§ GIVEN REQUEST: Below are some entries. Copy each line that holds the string "category".

§ EXCERPTED RECORDS:
------------

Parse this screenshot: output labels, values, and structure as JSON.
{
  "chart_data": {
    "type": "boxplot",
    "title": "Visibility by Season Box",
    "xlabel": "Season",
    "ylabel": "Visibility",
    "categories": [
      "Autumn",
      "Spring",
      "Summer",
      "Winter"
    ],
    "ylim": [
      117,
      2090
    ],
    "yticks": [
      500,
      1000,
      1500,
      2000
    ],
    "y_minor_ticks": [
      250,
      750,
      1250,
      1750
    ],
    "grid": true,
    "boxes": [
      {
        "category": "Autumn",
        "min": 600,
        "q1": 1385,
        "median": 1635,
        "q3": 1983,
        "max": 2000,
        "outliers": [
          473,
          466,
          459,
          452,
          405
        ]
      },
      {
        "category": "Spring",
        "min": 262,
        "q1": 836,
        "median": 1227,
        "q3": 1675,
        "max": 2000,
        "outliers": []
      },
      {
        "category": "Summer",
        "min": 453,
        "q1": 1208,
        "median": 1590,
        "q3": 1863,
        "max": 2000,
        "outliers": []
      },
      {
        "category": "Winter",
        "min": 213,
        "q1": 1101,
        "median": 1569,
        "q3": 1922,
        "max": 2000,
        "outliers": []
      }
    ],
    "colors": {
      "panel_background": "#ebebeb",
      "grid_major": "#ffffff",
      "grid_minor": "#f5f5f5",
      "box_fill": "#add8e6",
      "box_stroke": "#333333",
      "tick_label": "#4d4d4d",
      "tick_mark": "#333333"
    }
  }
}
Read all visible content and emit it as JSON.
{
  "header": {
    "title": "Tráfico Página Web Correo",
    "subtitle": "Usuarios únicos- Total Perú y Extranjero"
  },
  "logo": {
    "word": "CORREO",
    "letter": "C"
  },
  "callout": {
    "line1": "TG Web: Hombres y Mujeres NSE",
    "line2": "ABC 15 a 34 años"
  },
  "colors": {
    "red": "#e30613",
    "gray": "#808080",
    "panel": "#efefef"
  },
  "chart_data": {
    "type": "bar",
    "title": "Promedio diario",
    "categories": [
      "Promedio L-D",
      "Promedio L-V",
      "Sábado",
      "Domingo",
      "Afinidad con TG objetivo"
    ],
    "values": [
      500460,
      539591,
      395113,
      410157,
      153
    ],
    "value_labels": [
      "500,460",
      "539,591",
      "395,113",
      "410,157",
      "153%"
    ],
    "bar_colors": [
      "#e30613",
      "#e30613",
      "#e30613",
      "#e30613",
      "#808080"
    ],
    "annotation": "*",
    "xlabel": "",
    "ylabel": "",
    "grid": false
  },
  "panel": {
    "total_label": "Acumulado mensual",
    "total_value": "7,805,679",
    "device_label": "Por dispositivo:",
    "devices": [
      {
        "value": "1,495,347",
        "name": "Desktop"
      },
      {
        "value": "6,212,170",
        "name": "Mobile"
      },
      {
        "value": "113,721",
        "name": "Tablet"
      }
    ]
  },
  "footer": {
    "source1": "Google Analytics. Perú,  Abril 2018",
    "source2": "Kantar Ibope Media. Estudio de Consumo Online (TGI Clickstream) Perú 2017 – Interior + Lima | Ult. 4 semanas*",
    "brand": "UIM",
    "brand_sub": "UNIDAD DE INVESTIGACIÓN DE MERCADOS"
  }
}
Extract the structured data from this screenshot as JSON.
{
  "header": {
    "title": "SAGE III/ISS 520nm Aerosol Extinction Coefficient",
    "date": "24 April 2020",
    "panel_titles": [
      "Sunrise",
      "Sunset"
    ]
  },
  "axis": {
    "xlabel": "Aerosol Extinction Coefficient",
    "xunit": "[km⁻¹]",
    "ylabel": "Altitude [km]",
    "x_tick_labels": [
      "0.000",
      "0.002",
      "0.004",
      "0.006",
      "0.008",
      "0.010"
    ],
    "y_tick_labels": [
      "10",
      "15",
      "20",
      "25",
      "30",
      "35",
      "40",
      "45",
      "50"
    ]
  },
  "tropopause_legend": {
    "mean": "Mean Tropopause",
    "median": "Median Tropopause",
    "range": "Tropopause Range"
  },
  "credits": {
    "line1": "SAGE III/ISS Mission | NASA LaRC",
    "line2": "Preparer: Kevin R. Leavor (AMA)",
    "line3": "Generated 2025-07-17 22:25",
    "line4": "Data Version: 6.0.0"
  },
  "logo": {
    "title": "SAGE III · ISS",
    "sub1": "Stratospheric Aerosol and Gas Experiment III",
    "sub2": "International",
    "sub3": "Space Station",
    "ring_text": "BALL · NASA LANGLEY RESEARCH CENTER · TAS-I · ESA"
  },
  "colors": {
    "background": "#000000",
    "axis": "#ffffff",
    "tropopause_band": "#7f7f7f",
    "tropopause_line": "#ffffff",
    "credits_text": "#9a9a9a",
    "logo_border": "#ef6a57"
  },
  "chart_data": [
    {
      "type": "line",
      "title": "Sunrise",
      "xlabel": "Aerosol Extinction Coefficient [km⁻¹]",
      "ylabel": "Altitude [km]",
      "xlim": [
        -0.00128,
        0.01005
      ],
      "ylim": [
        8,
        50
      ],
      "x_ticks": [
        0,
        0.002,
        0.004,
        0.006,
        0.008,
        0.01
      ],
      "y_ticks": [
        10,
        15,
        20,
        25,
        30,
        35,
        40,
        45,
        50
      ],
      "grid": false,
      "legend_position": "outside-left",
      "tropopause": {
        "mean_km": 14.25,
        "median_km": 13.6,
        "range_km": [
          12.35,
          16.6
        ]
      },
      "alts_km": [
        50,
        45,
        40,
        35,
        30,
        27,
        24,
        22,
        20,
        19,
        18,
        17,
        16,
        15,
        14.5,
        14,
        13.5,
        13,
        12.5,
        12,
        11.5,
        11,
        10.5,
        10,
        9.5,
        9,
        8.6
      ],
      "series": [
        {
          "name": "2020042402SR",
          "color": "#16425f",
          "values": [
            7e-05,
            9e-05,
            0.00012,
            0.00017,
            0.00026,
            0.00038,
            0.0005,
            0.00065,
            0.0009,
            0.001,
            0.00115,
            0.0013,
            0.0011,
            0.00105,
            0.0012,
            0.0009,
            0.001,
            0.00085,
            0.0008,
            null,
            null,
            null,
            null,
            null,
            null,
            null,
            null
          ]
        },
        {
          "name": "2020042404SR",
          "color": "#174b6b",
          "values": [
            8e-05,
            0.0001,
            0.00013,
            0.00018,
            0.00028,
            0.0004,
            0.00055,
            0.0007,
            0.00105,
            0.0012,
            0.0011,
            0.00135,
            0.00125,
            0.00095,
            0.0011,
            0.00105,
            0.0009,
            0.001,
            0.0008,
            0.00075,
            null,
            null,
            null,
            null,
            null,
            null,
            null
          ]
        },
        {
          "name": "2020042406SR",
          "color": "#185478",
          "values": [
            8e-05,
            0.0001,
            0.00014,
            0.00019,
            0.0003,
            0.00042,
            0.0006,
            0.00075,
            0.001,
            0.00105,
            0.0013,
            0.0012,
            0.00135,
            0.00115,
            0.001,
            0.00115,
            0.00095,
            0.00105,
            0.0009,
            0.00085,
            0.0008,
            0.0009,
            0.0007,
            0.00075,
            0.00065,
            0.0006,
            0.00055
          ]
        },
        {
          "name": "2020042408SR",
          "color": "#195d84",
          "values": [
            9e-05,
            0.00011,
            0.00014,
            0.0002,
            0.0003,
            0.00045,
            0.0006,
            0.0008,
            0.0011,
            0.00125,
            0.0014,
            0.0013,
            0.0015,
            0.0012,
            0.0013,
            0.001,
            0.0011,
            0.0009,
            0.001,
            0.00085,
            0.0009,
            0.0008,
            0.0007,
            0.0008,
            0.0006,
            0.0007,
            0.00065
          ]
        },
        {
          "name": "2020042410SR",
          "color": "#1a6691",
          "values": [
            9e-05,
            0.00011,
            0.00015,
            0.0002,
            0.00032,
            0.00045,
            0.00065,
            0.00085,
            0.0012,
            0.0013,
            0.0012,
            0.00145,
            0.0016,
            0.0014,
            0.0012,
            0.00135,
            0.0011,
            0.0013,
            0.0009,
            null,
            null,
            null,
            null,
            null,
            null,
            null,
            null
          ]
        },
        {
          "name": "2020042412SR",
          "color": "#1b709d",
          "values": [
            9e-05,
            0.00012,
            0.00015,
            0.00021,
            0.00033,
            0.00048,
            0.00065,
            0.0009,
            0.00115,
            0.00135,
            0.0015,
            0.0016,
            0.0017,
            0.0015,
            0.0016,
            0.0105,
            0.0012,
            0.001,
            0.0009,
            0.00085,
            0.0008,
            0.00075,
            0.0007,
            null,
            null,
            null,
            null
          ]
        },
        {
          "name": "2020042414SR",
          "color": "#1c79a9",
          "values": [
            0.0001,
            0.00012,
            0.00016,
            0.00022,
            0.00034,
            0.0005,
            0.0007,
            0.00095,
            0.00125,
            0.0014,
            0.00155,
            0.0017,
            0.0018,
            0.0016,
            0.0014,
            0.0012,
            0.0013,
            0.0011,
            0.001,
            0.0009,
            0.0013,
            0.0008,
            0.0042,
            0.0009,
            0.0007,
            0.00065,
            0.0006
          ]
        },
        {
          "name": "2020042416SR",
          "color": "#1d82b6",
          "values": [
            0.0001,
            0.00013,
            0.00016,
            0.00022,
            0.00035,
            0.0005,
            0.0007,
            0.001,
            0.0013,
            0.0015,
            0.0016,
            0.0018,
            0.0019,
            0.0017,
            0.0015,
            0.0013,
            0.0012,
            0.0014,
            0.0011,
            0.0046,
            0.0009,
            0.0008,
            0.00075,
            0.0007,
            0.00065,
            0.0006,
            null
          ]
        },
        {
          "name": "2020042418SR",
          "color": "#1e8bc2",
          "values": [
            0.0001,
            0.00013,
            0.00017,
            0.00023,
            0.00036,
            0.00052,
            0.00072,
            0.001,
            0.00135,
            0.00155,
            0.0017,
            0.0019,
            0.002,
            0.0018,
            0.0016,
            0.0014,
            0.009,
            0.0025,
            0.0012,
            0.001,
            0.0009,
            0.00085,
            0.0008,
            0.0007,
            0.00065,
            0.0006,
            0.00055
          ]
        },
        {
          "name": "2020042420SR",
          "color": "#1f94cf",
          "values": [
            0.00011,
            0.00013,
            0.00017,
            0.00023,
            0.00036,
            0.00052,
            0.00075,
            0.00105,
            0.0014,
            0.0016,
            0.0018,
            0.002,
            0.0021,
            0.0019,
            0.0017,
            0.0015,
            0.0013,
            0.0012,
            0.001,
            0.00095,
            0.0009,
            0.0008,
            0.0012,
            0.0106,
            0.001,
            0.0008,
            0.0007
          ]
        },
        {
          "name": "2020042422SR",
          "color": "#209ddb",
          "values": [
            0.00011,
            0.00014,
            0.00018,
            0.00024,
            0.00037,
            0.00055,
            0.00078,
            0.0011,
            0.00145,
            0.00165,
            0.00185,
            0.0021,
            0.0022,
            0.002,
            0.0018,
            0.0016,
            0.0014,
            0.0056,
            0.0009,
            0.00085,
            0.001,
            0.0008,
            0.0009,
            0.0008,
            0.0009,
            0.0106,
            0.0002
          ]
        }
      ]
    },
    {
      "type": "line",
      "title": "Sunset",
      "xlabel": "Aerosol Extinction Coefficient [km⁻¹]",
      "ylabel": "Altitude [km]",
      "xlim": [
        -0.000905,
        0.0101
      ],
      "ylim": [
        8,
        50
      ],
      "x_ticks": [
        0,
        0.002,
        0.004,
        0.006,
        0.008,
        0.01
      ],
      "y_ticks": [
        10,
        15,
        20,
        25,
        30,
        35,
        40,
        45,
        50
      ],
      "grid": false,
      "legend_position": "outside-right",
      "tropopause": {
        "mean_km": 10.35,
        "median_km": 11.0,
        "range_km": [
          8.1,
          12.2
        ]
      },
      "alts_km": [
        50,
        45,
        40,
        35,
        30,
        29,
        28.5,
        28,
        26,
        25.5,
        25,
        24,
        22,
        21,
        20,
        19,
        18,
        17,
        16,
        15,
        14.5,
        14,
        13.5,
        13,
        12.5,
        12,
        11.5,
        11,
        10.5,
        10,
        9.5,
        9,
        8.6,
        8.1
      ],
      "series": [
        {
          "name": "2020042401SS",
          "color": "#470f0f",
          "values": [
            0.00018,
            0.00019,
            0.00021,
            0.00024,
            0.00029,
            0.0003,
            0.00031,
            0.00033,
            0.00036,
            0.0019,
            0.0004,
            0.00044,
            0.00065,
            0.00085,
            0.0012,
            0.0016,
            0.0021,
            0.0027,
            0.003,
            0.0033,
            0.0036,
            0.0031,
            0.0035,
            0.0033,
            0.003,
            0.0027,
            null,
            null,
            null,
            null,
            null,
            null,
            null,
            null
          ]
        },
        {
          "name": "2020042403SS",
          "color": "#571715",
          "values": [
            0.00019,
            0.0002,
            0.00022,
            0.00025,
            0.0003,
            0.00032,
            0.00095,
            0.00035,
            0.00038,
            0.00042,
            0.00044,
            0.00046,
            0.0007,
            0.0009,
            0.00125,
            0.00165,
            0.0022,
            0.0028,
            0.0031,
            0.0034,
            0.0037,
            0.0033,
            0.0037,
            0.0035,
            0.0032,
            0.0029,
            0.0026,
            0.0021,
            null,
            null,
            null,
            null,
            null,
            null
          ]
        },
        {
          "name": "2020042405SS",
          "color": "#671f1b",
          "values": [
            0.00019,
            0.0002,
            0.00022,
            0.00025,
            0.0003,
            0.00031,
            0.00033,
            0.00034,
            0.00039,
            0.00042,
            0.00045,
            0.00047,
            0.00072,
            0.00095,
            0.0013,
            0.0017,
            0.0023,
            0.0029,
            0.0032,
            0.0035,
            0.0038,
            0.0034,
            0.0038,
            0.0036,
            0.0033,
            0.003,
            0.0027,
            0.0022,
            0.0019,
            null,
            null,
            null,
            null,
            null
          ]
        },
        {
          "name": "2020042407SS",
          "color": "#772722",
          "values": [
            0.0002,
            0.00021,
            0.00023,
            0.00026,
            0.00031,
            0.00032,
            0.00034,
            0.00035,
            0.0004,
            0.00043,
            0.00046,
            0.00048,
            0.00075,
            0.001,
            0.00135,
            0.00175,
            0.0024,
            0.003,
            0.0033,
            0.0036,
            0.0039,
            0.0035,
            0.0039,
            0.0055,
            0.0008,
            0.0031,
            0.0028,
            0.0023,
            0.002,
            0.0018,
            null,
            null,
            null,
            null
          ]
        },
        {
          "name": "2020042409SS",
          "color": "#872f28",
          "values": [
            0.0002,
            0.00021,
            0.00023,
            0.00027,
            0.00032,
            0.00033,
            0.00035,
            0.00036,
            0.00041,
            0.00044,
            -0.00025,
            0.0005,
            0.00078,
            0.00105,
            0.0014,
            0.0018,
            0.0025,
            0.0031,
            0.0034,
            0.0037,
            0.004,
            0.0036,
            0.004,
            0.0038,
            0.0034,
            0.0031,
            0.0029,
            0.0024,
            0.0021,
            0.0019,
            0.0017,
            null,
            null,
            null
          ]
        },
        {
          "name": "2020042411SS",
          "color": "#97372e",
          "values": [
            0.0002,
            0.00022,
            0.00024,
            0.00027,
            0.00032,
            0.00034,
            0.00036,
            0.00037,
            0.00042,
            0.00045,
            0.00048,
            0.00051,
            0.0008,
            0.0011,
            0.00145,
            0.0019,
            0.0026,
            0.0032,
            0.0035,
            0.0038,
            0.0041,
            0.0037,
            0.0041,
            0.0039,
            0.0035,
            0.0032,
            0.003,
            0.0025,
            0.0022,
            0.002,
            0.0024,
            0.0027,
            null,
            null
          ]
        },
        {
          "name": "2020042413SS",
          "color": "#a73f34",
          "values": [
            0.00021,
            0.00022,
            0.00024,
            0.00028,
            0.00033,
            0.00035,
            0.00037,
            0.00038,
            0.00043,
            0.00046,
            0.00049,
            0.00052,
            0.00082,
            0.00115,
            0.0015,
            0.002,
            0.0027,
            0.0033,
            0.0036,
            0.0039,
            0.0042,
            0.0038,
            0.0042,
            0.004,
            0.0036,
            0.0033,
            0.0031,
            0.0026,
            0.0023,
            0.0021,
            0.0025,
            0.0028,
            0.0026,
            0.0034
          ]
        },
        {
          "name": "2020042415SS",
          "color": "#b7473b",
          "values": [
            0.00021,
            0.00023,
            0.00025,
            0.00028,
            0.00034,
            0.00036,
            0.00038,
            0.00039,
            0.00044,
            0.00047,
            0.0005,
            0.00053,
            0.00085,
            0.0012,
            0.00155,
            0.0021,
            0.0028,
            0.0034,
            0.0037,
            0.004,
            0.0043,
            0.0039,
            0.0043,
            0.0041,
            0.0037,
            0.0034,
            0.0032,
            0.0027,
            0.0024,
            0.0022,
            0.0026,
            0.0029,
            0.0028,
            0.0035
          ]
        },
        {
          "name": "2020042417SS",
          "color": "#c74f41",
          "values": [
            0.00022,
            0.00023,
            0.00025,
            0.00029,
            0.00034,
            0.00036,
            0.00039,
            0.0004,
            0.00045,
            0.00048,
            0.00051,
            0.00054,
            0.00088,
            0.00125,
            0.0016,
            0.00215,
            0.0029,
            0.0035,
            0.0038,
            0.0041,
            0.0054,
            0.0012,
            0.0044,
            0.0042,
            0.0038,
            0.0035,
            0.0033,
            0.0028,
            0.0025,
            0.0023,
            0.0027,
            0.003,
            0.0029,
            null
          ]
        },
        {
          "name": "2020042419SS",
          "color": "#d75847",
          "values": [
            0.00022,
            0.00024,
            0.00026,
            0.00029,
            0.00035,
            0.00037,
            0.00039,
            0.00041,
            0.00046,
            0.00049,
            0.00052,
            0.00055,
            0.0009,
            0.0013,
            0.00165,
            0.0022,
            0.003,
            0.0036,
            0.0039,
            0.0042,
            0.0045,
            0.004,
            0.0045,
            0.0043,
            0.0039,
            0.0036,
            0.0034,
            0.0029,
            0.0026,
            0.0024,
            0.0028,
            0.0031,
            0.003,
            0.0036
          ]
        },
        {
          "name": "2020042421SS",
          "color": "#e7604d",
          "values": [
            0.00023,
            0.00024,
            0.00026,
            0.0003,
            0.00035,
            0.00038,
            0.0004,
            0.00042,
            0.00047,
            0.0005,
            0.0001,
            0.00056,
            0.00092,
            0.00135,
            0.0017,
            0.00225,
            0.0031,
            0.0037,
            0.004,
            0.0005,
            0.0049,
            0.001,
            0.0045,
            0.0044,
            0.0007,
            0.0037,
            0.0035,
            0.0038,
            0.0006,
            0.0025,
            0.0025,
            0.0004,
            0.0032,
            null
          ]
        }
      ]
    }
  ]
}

------------

§ OUTPUT OF THE EXERCISE:
        "category": "Autumn",
        "category": "Spring",
        "category": "Summer",
        "category": "Winter",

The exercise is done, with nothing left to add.